■ To be done:
Select, from the data, each line where "Details" occurs.

■ Records for processing:
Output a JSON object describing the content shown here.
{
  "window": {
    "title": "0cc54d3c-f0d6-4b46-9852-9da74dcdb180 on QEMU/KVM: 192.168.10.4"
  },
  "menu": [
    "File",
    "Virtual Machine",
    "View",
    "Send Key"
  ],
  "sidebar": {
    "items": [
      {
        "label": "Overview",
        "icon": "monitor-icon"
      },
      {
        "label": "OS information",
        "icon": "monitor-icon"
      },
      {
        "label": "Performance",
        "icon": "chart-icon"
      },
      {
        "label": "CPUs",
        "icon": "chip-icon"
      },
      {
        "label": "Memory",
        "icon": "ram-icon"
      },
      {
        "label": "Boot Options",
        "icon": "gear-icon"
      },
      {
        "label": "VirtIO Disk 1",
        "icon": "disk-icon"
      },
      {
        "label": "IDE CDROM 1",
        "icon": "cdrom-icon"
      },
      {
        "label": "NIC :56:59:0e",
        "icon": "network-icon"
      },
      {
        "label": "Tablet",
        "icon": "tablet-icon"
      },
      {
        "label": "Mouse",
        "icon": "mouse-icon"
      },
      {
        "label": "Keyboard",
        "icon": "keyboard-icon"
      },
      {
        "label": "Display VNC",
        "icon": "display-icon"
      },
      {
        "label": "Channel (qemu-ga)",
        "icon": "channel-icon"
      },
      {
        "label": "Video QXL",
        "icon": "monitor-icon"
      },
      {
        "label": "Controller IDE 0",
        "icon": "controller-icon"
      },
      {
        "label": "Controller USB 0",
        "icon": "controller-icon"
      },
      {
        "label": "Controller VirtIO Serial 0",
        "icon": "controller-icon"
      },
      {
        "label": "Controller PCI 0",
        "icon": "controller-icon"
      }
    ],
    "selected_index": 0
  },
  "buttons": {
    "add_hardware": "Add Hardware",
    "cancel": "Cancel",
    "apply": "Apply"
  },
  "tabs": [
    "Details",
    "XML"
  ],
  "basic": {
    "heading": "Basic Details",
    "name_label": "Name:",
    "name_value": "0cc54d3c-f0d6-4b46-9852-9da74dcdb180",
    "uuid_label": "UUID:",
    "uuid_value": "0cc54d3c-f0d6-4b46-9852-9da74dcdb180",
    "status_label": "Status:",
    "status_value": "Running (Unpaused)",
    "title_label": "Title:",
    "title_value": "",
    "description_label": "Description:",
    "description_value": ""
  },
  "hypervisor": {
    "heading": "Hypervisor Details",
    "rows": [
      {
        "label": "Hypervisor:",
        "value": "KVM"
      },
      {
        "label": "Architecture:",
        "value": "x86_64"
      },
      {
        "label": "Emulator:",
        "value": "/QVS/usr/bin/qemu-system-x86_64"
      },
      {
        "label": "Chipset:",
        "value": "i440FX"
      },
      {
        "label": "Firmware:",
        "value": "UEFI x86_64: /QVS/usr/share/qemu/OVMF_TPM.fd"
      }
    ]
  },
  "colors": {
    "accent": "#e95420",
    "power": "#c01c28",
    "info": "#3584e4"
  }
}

■ Response for this exercise:
    "Details",
    "heading": "Basic Details",
    "heading": "Hypervisor Details",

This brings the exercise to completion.